*Sunulan alıntı*:
Perşembe, Mayıs 18, 2006

ITC Berlin Temsilciliği Basın Bildirisi



ABD’nin 2003 yılında Irakı işgal etmesinin ardından ülkede yaşanan kaos ortamı bir türlü durulmazken, Irak, hemen herkes için, özellikle bölge ülkeleri, Türkiye ve orta doğu için çok tehlikeli bir yer haline gelmiştir.

Irak’ta 30 Ocak ve 15 Aralık 2005 yılında yapılan seçimlerin ardından hükümet kurma çalışmaları sürerken, ulusal birlik hükümetini kurmaya çalışan taraflar yaklaşık 5 ay geçmesine rağmen hale bakanlar konusunda siyasi gruplar anlaşamadığı Sizlerinde bilgisi dahilindedir.

*Veri alıntıları*:
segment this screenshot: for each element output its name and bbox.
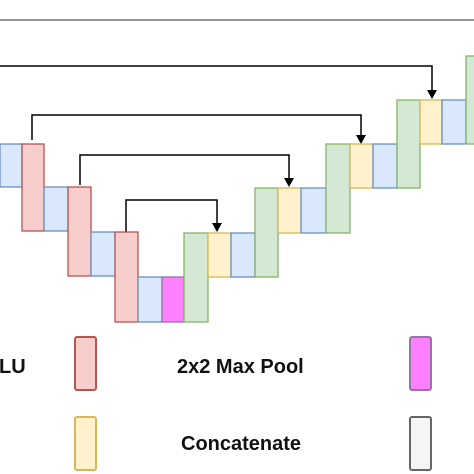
concat-block (349, 143, 374, 189)
skip-arrow-3 (79, 154, 290, 185)
bn-block (0, 143, 23, 188)
bn-block (90, 231, 116, 277)
decoder-blocks (183, 55, 474, 323)
conv-block (21, 143, 45, 232)
bn-block (137, 276, 163, 323)
arrow-head-icon (356, 135, 366, 144)
arrow-head-icon (427, 90, 437, 99)
legend-concat-label: Concatenate (181, 433, 302, 455)
legend-maxpool-swatch (409, 336, 432, 391)
arrow-head-icon (212, 223, 222, 232)
conv-block (67, 186, 92, 277)
bn-block (300, 187, 327, 234)
legend-conv-swatch (74, 336, 97, 391)
skip-arrow-2 (31, 114, 362, 140)
upconv-block (465, 55, 474, 145)
skip-arrow-1 (0, 65, 433, 92)
legend-swatches (74, 336, 432, 471)
concat-block (277, 187, 302, 234)
upconv-block (325, 143, 351, 234)
legend-relu-label: LU (0, 356, 26, 378)
arrow-heads (212, 90, 437, 232)
bn-block (43, 186, 69, 232)
concat-block (419, 99, 443, 145)
bn-block (441, 99, 467, 145)
upconv-block (183, 232, 209, 323)
arrow-head-icon (284, 178, 294, 187)
encoder-blocks (0, 143, 185, 323)
upconv-block (254, 187, 279, 278)
skip-arrow-4 (125, 199, 218, 232)
concat-block (207, 232, 232, 278)
legend-grey-swatch (409, 416, 432, 471)
bn-block (372, 143, 398, 189)
conv-block (114, 231, 139, 323)
upconv-block (396, 99, 421, 189)
skip-connections (0, 65, 433, 232)
legend-concat-swatch (74, 416, 97, 471)
legend-maxpool-label: 2x2 Max Pool (177, 356, 304, 378)
maxpool-block (161, 276, 185, 323)
bn-block (230, 232, 256, 278)
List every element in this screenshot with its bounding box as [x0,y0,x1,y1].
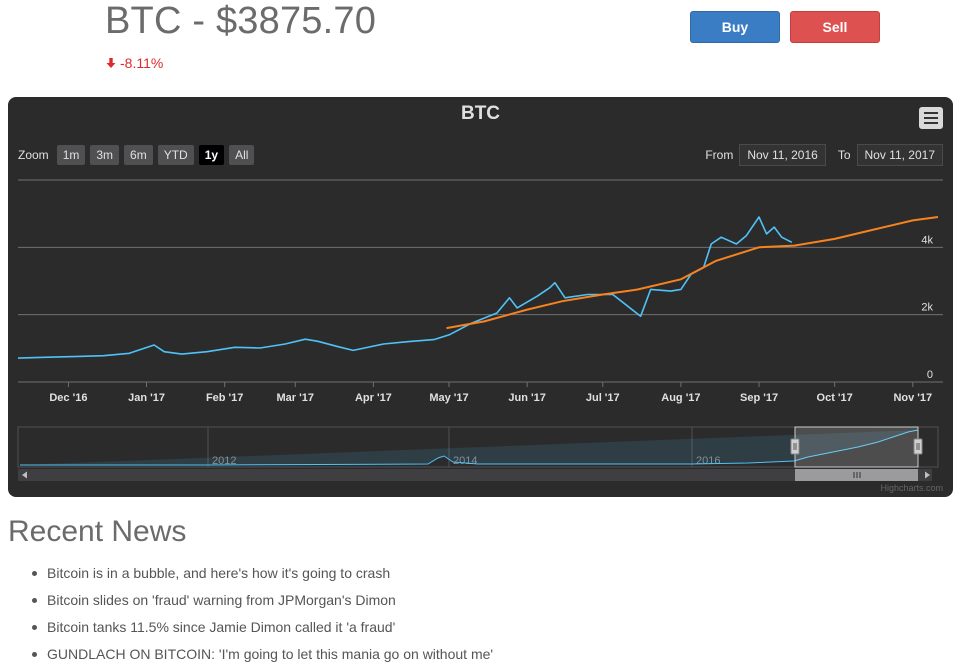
to-label: To [837,148,851,162]
price-chart: 0 2k 4k Dec '16 Jan '17 Feb '17 Mar '17 Apr '17… [8,97,953,497]
zoom-button-1y[interactable]: 1y [198,145,225,165]
zoom-button-3m[interactable]: 3m [90,145,120,165]
x-tick-label: Jun '17 [508,392,545,404]
news-link[interactable]: GUNDLACH ON BITCOIN: 'I'm going to let t… [47,646,494,662]
news-item: Bitcoin tanks 11.5% since Jamie Dimon ca… [31,617,493,644]
zoom-label: Zoom [18,148,49,162]
zoom-button-6m[interactable]: 6m [124,145,153,165]
news-link[interactable]: Bitcoin is in a bubble, and here's how i… [47,565,391,581]
from-label: From [705,148,734,162]
to-date-input[interactable]: Nov 11, 2017 [856,144,943,166]
x-tick-label: Jul '17 [586,392,620,404]
hamburger-menu-icon[interactable] [919,107,943,129]
news-item: GUNDLACH ON BITCOIN: 'I'm going to let t… [31,644,494,671]
news-link[interactable]: Bitcoin tanks 11.5% since Jamie Dimon ca… [47,619,396,635]
price-change-value: -8.11% [120,55,164,71]
buy-button[interactable]: Buy [690,11,780,43]
scroll-left-icon [22,471,27,479]
navigator-window [794,426,919,468]
news-list: Bitcoin is in a bubble, and here's how i… [31,563,494,671]
navigator-tick-label: 2014 [453,455,477,467]
x-tick-label: May '17 [429,392,468,404]
x-tick-label: Sep '17 [740,392,778,404]
zoom-button-all[interactable]: All [229,145,255,165]
x-tick-label: Dec '16 [49,392,87,404]
navigator-tick-label: 2012 [212,455,236,467]
x-tick-label: Aug '17 [661,392,700,404]
x-tick-label: Jan '17 [128,392,165,404]
zoom-selector: Zoom 1m 3m 6m YTD 1y All [18,145,255,165]
price-series-line [17,216,793,359]
zoom-button-1m[interactable]: 1m [56,145,86,165]
zoom-button-ytd[interactable]: YTD [157,145,194,165]
x-tick-label: Oct '17 [817,392,853,404]
navigator-frame [17,426,939,468]
news-item: Bitcoin is in a bubble, and here's how i… [31,563,493,590]
y-tick-label: 0 [927,369,933,381]
moving-average-line [446,216,939,330]
from-date-input[interactable]: Nov 11, 2016 [739,144,826,166]
scrollbar-track [18,469,932,481]
navigator-handle-icon [913,438,923,455]
x-tick-label: Nov '17 [893,392,932,404]
chart-canvas: 0 2k 4k Dec '16 Jan '17 Feb '17 Mar '17 Apr '17… [17,179,943,493]
sell-button[interactable]: Sell [790,11,880,43]
arrow-down-icon [106,58,116,68]
news-item: Bitcoin slides on 'fraud' warning from J… [31,590,493,617]
navigator-series [20,429,919,466]
y-tick-label: 2k [921,302,933,314]
news-link[interactable]: Bitcoin slides on 'fraud' warning from J… [47,592,396,608]
x-tick-label: Mar '17 [277,392,314,404]
scroll-right-icon [925,471,930,479]
price-change: -8.11% [105,55,163,71]
navigator-handle-icon [790,438,800,455]
date-range: From Nov 11, 2016 To Nov 11, 2017 [705,144,943,166]
x-tick-label: Feb '17 [206,392,243,404]
news-heading: Recent News [8,515,187,548]
chart-title: BTC [460,103,501,124]
y-tick-label: 4k [921,234,933,246]
chart-credit: Highcharts.com [880,483,943,493]
page-title: BTC - $3875.70 [105,0,377,42]
x-tick-label: Apr '17 [355,392,392,404]
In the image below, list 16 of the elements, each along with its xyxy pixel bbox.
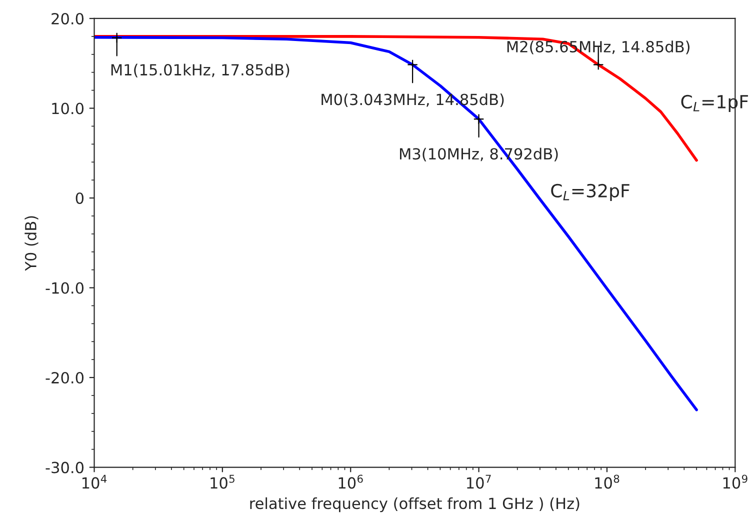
x-tick-label: 10$^{5}$	[210, 474, 234, 489]
y-tick-label: -10.0	[46, 282, 84, 294]
x-tick-label: 10$^{4}$	[82, 474, 107, 489]
y-tick-label: 10.0	[52, 102, 84, 114]
y-tick-label: -30.0	[46, 462, 84, 474]
x-axis-title: relative frequency (offset from 1 GHz ) (Hz)	[250, 497, 580, 512]
y-tick-label: 20.0	[52, 12, 84, 24]
x-tick-label: 10$^{7}$	[467, 474, 491, 489]
y-axis-title: Y0 (dB)	[24, 216, 38, 271]
x-tick-label: 10$^{6}$	[338, 474, 363, 489]
y-tick-label: 0	[76, 192, 84, 204]
x-tick-label: 10$^{8}$	[595, 474, 620, 489]
annotation: C$_{L}$=32pF	[551, 184, 630, 202]
x-tick-label: 10$^{9}$	[723, 474, 748, 489]
annotation: M1(15.01kHz, 17.85dB)	[111, 64, 290, 78]
y-tick-label: -20.0	[46, 372, 84, 384]
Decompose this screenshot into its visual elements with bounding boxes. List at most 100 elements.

*Alıştırma görevleri*:
1) Basın bildirisinde "Perşembe, Mayıs 18, 2006" sözcüklerinden başlayarak aşağıya doğru "Sizlerinde bilgisi dahilindedir." sözcüklerine kadar uzanan her şeyi aynen alıntılayın.
2) Basın bildirisine göre Irak neden hemen herkes için çok tehlikeli bir yer haline gelmiştir? Bir ile üç cümle arasında açıklayın.
Bu veriler başka bir kaynaktan alınmıştır.

*Yanıt olarak*:
1)
Perşembe, Mayıs 18, 2006

ITC Berlin Temsilciliği Basın Bildirisi



ABD’nin 2003 yılında Irakı işgal etmesinin ardından ülkede yaşanan kaos ortamı bir türlü durulmazken, Irak, hemen herkes için, özellikle bölge ülkeleri, Türkiye ve orta doğu için çok tehlikeli bir yer haline gelmiştir.

Irak’ta 30 Ocak ve 15 Aralık 2005 yılında yapılan seçimlerin ardından hükümet kurma çalışmaları sürerken, ulusal birlik hükümetini kurmaya çalışan taraflar yaklaşık 5 ay geçmesine rağmen hale bakanlar konusunda siyasi gruplar anlaşamadığı Sizlerinde bilgisi dahilindedir.

2) ABD'nin 2003 yılında Irak'ı işgal etmesinin ardından ülkede ortaya çıkan kaos ortamı bir türlü durulmamıştır. Bu süregelen kaos nedeniyle Irak, özellikle bölge ülkeleri, Türkiye ve Orta Doğu olmak üzere hemen herkes için çok tehlikeli bir yer haline gelmiştir.